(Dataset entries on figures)
╔══

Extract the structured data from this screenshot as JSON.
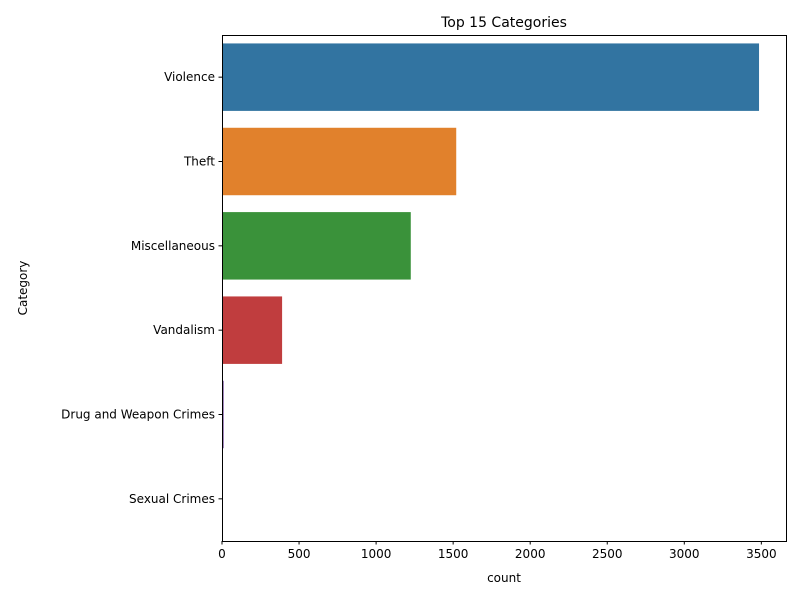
{
  "chart_data": {
    "type": "bar",
    "orientation": "horizontal",
    "title": "Top 15 Categories",
    "xlabel": "count",
    "ylabel": "Category",
    "categories": [
      "Violence",
      "Theft",
      "Miscellaneous",
      "Vandalism",
      "Drug and Weapon Crimes",
      "Sexual Crimes"
    ],
    "values": [
      3485,
      1520,
      1225,
      390,
      12,
      3
    ],
    "colors": [
      "#3274a1",
      "#e1812c",
      "#3a923a",
      "#c03d3e",
      "#9372b2",
      "#845b53"
    ],
    "xlim": [
      0,
      3660
    ],
    "xticks": [
      0,
      500,
      1000,
      1500,
      2000,
      2500,
      3000,
      3500
    ],
    "xtick_labels": [
      "0",
      "500",
      "1000",
      "1500",
      "2000",
      "2500",
      "3000",
      "3500"
    ],
    "grid": false,
    "legend": "none"
  }
}
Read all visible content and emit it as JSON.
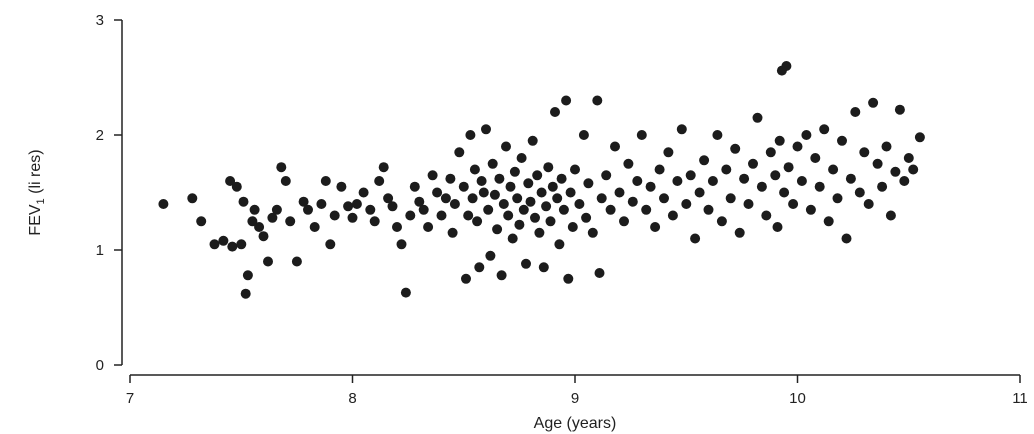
{
  "chart_data": {
    "type": "scatter",
    "title": "",
    "xlabel": "Age (years)",
    "ylabel": "FEV",
    "ylabel_sub": "1",
    "ylabel_unit": " (li res)",
    "xlim": [
      7,
      11
    ],
    "ylim": [
      0,
      3
    ],
    "xticks": [
      7,
      8,
      9,
      10,
      11
    ],
    "xtick_labels": [
      "7",
      "8",
      "9",
      "10",
      "11"
    ],
    "yticks": [
      0,
      1,
      2,
      3
    ],
    "ytick_labels": [
      "0",
      "1",
      "2",
      "3"
    ],
    "grid": false,
    "legend": "none",
    "point_color": "#1c1c1c",
    "series": [
      {
        "values": [
          [
            7.15,
            1.4
          ],
          [
            7.28,
            1.45
          ],
          [
            7.32,
            1.25
          ],
          [
            7.38,
            1.05
          ],
          [
            7.42,
            1.08
          ],
          [
            7.45,
            1.6
          ],
          [
            7.46,
            1.03
          ],
          [
            7.48,
            1.55
          ],
          [
            7.5,
            1.05
          ],
          [
            7.51,
            1.42
          ],
          [
            7.52,
            0.62
          ],
          [
            7.53,
            0.78
          ],
          [
            7.55,
            1.25
          ],
          [
            7.56,
            1.35
          ],
          [
            7.58,
            1.2
          ],
          [
            7.6,
            1.12
          ],
          [
            7.62,
            0.9
          ],
          [
            7.64,
            1.28
          ],
          [
            7.66,
            1.35
          ],
          [
            7.68,
            1.72
          ],
          [
            7.7,
            1.6
          ],
          [
            7.72,
            1.25
          ],
          [
            7.75,
            0.9
          ],
          [
            7.78,
            1.42
          ],
          [
            7.8,
            1.35
          ],
          [
            7.83,
            1.2
          ],
          [
            7.86,
            1.4
          ],
          [
            7.88,
            1.6
          ],
          [
            7.9,
            1.05
          ],
          [
            7.92,
            1.3
          ],
          [
            7.95,
            1.55
          ],
          [
            7.98,
            1.38
          ],
          [
            8.0,
            1.28
          ],
          [
            8.02,
            1.4
          ],
          [
            8.05,
            1.5
          ],
          [
            8.08,
            1.35
          ],
          [
            8.1,
            1.25
          ],
          [
            8.12,
            1.6
          ],
          [
            8.14,
            1.72
          ],
          [
            8.16,
            1.45
          ],
          [
            8.18,
            1.38
          ],
          [
            8.2,
            1.2
          ],
          [
            8.22,
            1.05
          ],
          [
            8.24,
            0.63
          ],
          [
            8.26,
            1.3
          ],
          [
            8.28,
            1.55
          ],
          [
            8.3,
            1.42
          ],
          [
            8.32,
            1.35
          ],
          [
            8.34,
            1.2
          ],
          [
            8.36,
            1.65
          ],
          [
            8.38,
            1.5
          ],
          [
            8.4,
            1.3
          ],
          [
            8.42,
            1.45
          ],
          [
            8.44,
            1.62
          ],
          [
            8.45,
            1.15
          ],
          [
            8.46,
            1.4
          ],
          [
            8.48,
            1.85
          ],
          [
            8.5,
            1.55
          ],
          [
            8.51,
            0.75
          ],
          [
            8.52,
            1.3
          ],
          [
            8.53,
            2.0
          ],
          [
            8.54,
            1.45
          ],
          [
            8.55,
            1.7
          ],
          [
            8.56,
            1.25
          ],
          [
            8.57,
            0.85
          ],
          [
            8.58,
            1.6
          ],
          [
            8.59,
            1.5
          ],
          [
            8.6,
            2.05
          ],
          [
            8.61,
            1.35
          ],
          [
            8.62,
            0.95
          ],
          [
            8.63,
            1.75
          ],
          [
            8.64,
            1.48
          ],
          [
            8.65,
            1.18
          ],
          [
            8.66,
            1.62
          ],
          [
            8.67,
            0.78
          ],
          [
            8.68,
            1.4
          ],
          [
            8.69,
            1.9
          ],
          [
            8.7,
            1.3
          ],
          [
            8.71,
            1.55
          ],
          [
            8.72,
            1.1
          ],
          [
            8.73,
            1.68
          ],
          [
            8.74,
            1.45
          ],
          [
            8.75,
            1.22
          ],
          [
            8.76,
            1.8
          ],
          [
            8.77,
            1.35
          ],
          [
            8.78,
            0.88
          ],
          [
            8.79,
            1.58
          ],
          [
            8.8,
            1.42
          ],
          [
            8.81,
            1.95
          ],
          [
            8.82,
            1.28
          ],
          [
            8.83,
            1.65
          ],
          [
            8.84,
            1.15
          ],
          [
            8.85,
            1.5
          ],
          [
            8.86,
            0.85
          ],
          [
            8.87,
            1.38
          ],
          [
            8.88,
            1.72
          ],
          [
            8.89,
            1.25
          ],
          [
            8.9,
            1.55
          ],
          [
            8.91,
            2.2
          ],
          [
            8.92,
            1.45
          ],
          [
            8.93,
            1.05
          ],
          [
            8.94,
            1.62
          ],
          [
            8.95,
            1.35
          ],
          [
            8.96,
            2.3
          ],
          [
            8.97,
            0.75
          ],
          [
            8.98,
            1.5
          ],
          [
            8.99,
            1.2
          ],
          [
            9.0,
            1.7
          ],
          [
            9.02,
            1.4
          ],
          [
            9.04,
            2.0
          ],
          [
            9.05,
            1.28
          ],
          [
            9.06,
            1.58
          ],
          [
            9.08,
            1.15
          ],
          [
            9.1,
            2.3
          ],
          [
            9.11,
            0.8
          ],
          [
            9.12,
            1.45
          ],
          [
            9.14,
            1.65
          ],
          [
            9.16,
            1.35
          ],
          [
            9.18,
            1.9
          ],
          [
            9.2,
            1.5
          ],
          [
            9.22,
            1.25
          ],
          [
            9.24,
            1.75
          ],
          [
            9.26,
            1.42
          ],
          [
            9.28,
            1.6
          ],
          [
            9.3,
            2.0
          ],
          [
            9.32,
            1.35
          ],
          [
            9.34,
            1.55
          ],
          [
            9.36,
            1.2
          ],
          [
            9.38,
            1.7
          ],
          [
            9.4,
            1.45
          ],
          [
            9.42,
            1.85
          ],
          [
            9.44,
            1.3
          ],
          [
            9.46,
            1.6
          ],
          [
            9.48,
            2.05
          ],
          [
            9.5,
            1.4
          ],
          [
            9.52,
            1.65
          ],
          [
            9.54,
            1.1
          ],
          [
            9.56,
            1.5
          ],
          [
            9.58,
            1.78
          ],
          [
            9.6,
            1.35
          ],
          [
            9.62,
            1.6
          ],
          [
            9.64,
            2.0
          ],
          [
            9.66,
            1.25
          ],
          [
            9.68,
            1.7
          ],
          [
            9.7,
            1.45
          ],
          [
            9.72,
            1.88
          ],
          [
            9.74,
            1.15
          ],
          [
            9.76,
            1.62
          ],
          [
            9.78,
            1.4
          ],
          [
            9.8,
            1.75
          ],
          [
            9.82,
            2.15
          ],
          [
            9.84,
            1.55
          ],
          [
            9.86,
            1.3
          ],
          [
            9.88,
            1.85
          ],
          [
            9.9,
            1.65
          ],
          [
            9.91,
            1.2
          ],
          [
            9.92,
            1.95
          ],
          [
            9.93,
            2.56
          ],
          [
            9.94,
            1.5
          ],
          [
            9.95,
            2.6
          ],
          [
            9.96,
            1.72
          ],
          [
            9.98,
            1.4
          ],
          [
            10.0,
            1.9
          ],
          [
            10.02,
            1.6
          ],
          [
            10.04,
            2.0
          ],
          [
            10.06,
            1.35
          ],
          [
            10.08,
            1.8
          ],
          [
            10.1,
            1.55
          ],
          [
            10.12,
            2.05
          ],
          [
            10.14,
            1.25
          ],
          [
            10.16,
            1.7
          ],
          [
            10.18,
            1.45
          ],
          [
            10.2,
            1.95
          ],
          [
            10.22,
            1.1
          ],
          [
            10.24,
            1.62
          ],
          [
            10.26,
            2.2
          ],
          [
            10.28,
            1.5
          ],
          [
            10.3,
            1.85
          ],
          [
            10.32,
            1.4
          ],
          [
            10.34,
            2.28
          ],
          [
            10.36,
            1.75
          ],
          [
            10.38,
            1.55
          ],
          [
            10.4,
            1.9
          ],
          [
            10.42,
            1.3
          ],
          [
            10.44,
            1.68
          ],
          [
            10.46,
            2.22
          ],
          [
            10.48,
            1.6
          ],
          [
            10.5,
            1.8
          ],
          [
            10.52,
            1.7
          ],
          [
            10.55,
            1.98
          ]
        ]
      }
    ]
  }
}
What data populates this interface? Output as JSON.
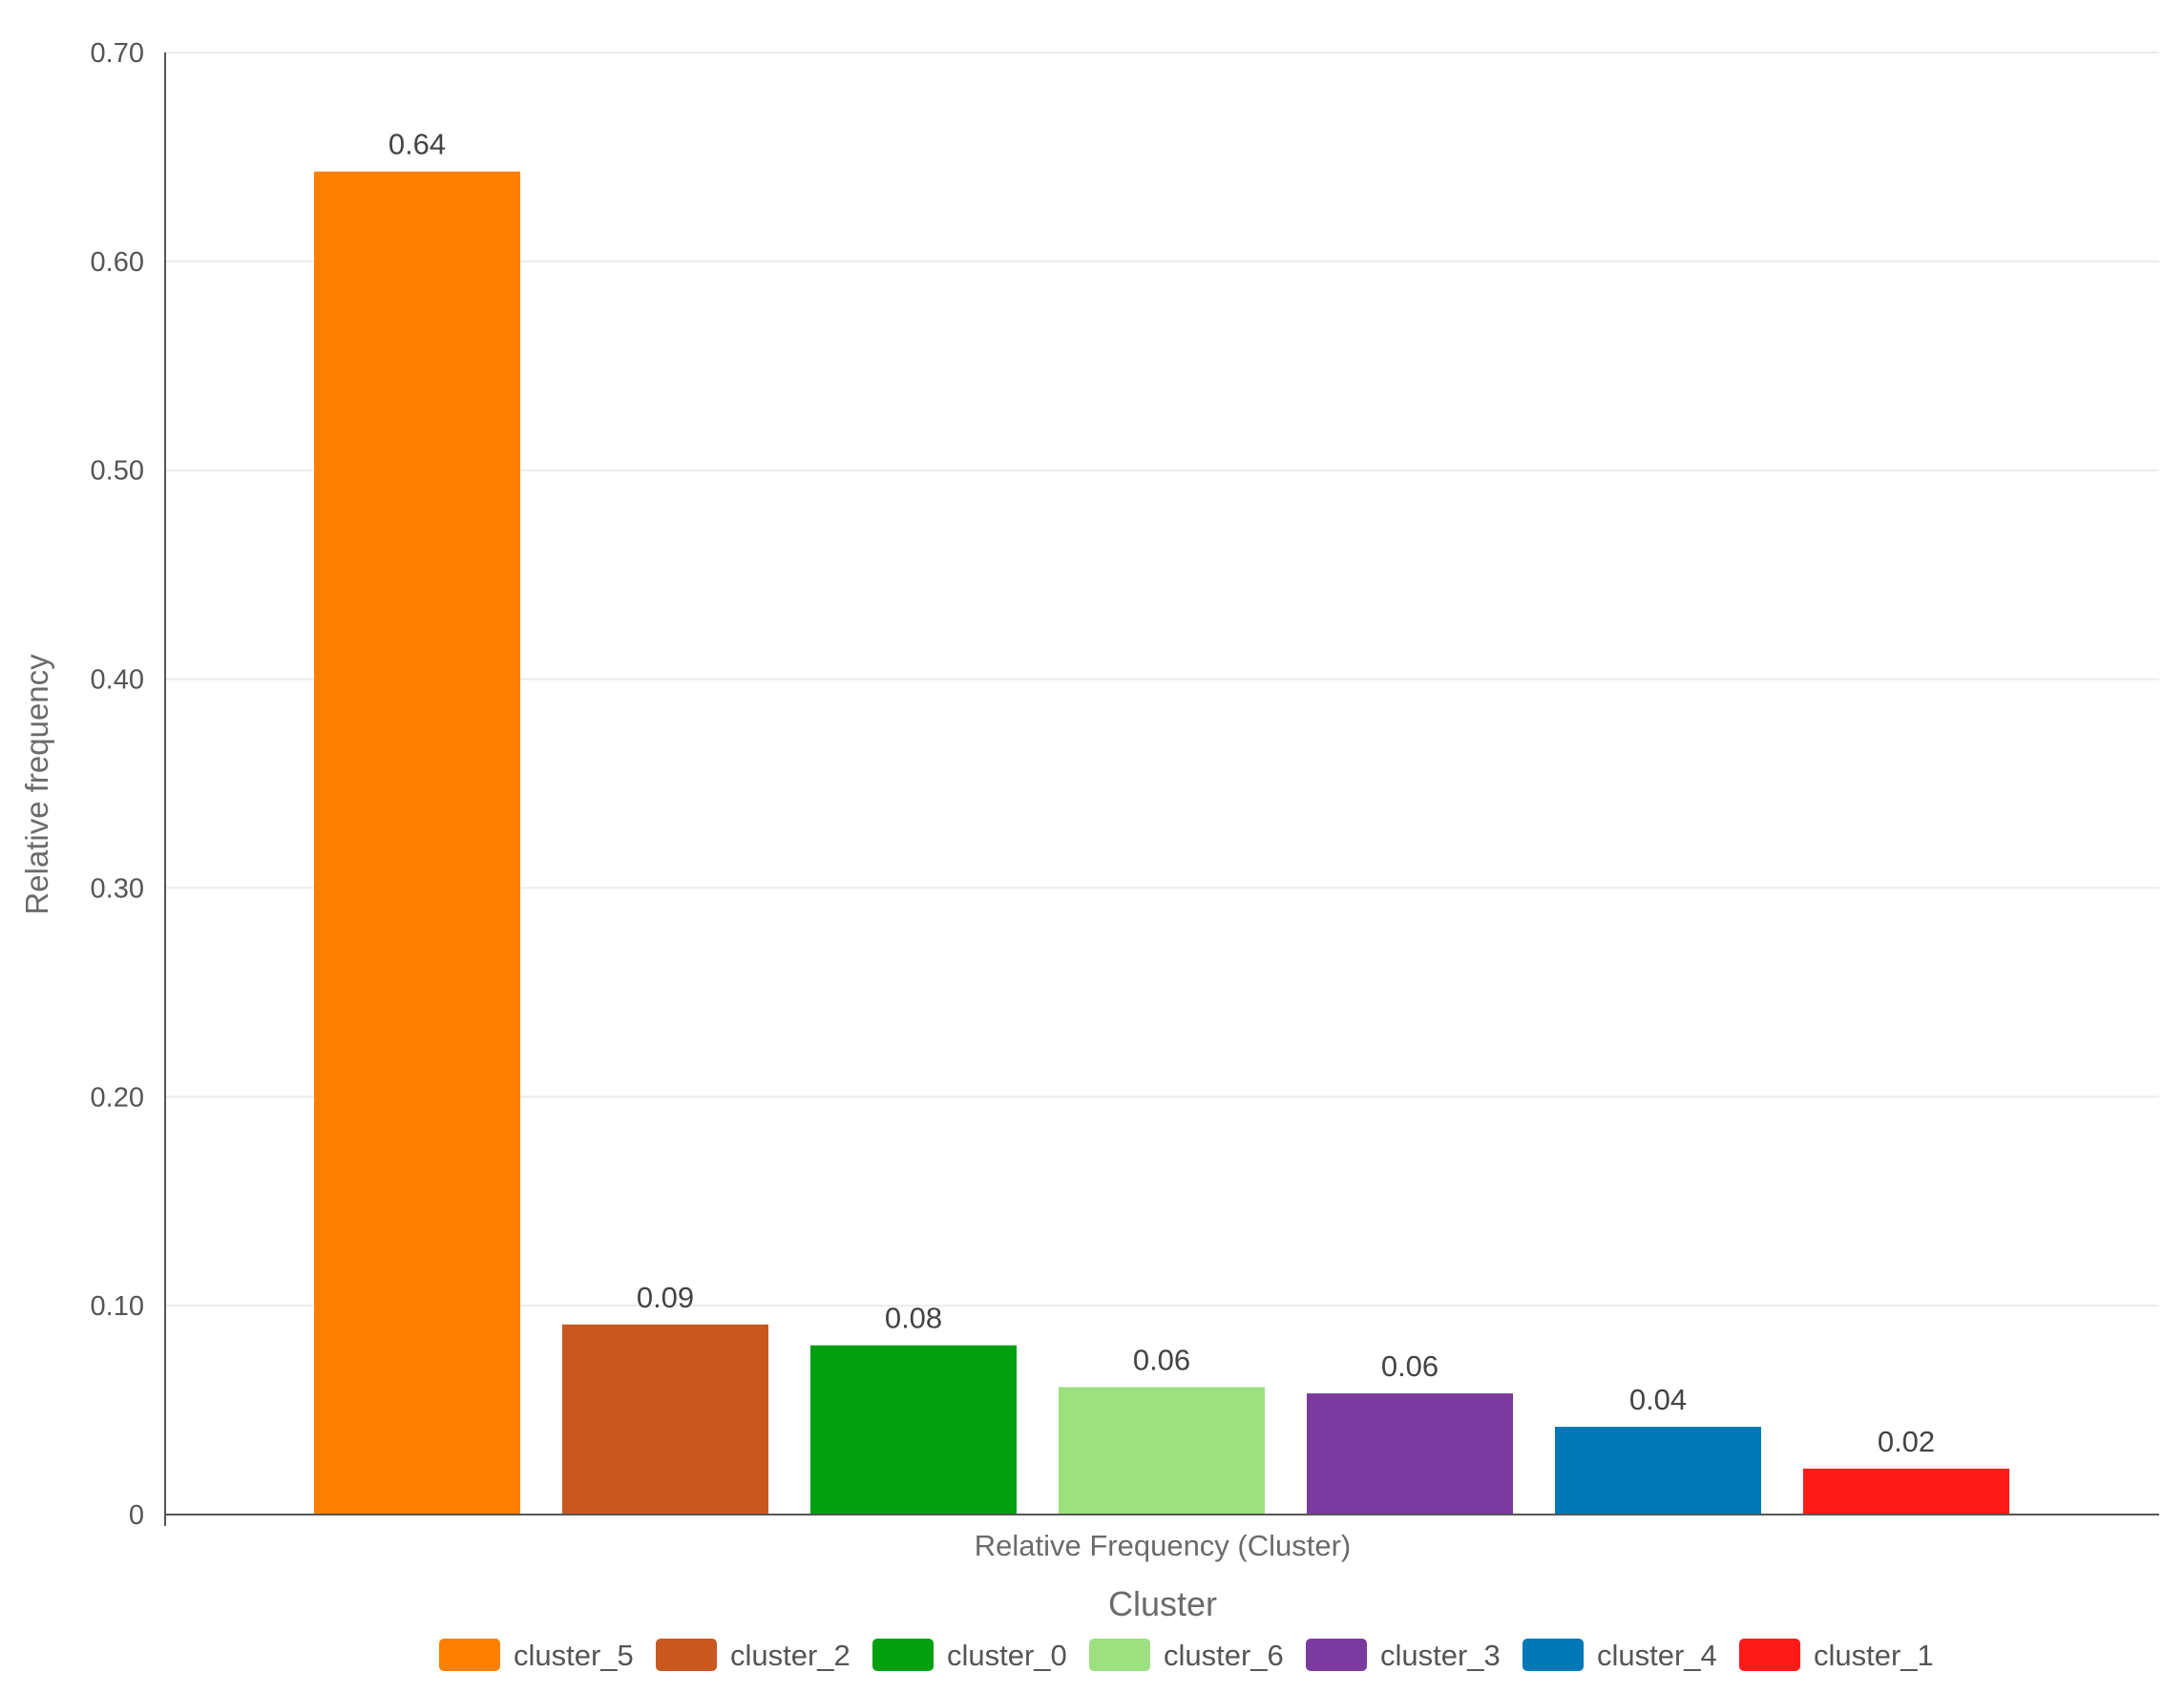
{
  "chart_data": {
    "type": "bar",
    "title": "",
    "xlabel": "Relative Frequency (Cluster)",
    "ylabel": "Relative frequency",
    "ylim": [
      0,
      0.7
    ],
    "yticks": [
      0,
      0.1,
      0.2,
      0.3,
      0.4,
      0.5,
      0.6,
      0.7
    ],
    "ytick_labels": [
      "0",
      "0.10",
      "0.20",
      "0.30",
      "0.40",
      "0.50",
      "0.60",
      "0.70"
    ],
    "grid": true,
    "legend": {
      "title": "Cluster",
      "placement": "bottom"
    },
    "categories": [
      "cluster_5",
      "cluster_2",
      "cluster_0",
      "cluster_6",
      "cluster_3",
      "cluster_4",
      "cluster_1"
    ],
    "values": [
      0.643,
      0.091,
      0.081,
      0.061,
      0.058,
      0.042,
      0.022
    ],
    "data_labels": [
      "0.64",
      "0.09",
      "0.08",
      "0.06",
      "0.06",
      "0.04",
      "0.02"
    ],
    "colors": [
      "#FF8000",
      "#C85820",
      "#00A010",
      "#9CE080",
      "#7A3A9E",
      "#0077B6",
      "#FF1A1A"
    ]
  }
}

╚══

**Problem to solve:** Check every line of the material for the string "xlabel" and give the number of lines that have it, without anything else.

**The answer:** 3